Contenuto del dataset —
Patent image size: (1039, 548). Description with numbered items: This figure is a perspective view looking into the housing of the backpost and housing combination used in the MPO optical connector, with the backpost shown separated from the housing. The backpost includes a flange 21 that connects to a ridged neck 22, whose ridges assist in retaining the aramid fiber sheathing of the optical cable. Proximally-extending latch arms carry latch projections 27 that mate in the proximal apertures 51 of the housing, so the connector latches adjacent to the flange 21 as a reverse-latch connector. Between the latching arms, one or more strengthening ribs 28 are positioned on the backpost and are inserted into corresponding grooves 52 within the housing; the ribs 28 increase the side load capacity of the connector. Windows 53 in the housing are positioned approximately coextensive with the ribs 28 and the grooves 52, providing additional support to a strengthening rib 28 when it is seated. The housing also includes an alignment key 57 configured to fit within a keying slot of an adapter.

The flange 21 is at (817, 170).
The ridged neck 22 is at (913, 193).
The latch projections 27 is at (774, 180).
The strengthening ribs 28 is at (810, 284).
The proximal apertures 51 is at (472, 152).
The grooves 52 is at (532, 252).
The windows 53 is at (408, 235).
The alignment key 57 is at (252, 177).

Descrizione del compito — Inserisci tutte le voci in un CSV a due colonne, testo e risposta, con una riga per ciascuna voce. Ogni valore va in un unico campo tra virgolette, con gli a capo sostituiti da spazi.

Soluzione del problema —
testo,risposta
"Patent image size: (1039, 548). Description with numbered items: This figure is a perspective view looking into the housing of the backpost and housing combination used in the MPO optical connector, with the backpost shown separated from the housing. The backpost includes a flange 21 that connects to a ridged neck 22, whose ridges assist in retaining the aramid fiber sheathing of the optical cable. Proximally-extending latch arms carry latch projections 27 that mate in the proximal apertures 51 of the housing, so the connector latches adjacent to the flange 21 as a reverse-latch connector. Between the latching arms, one or more strengthening ribs 28 are positioned on the backpost and are inserted into corresponding grooves 52 within the housing; the ribs 28 increase the side load capacity of the connector. Windows 53 in the housing are positioned approximately coextensive with the ribs 28 and the grooves 52, providing additional support to a strengthening rib 28 when it is seated. The housing also includes an alignment key 57 configured to fit within a keying slot of an adapter.","The flange 21 is at (817, 170). The ridged neck 22 is at (913, 193). The latch projections 27 is at (774, 180). The strengthening ribs 28 is at (810, 284). The proximal apertures 51 is at (472, 152). The grooves 52 is at (532, 252). The windows 53 is at (408, 235). The alignment key 57 is at (252, 177)."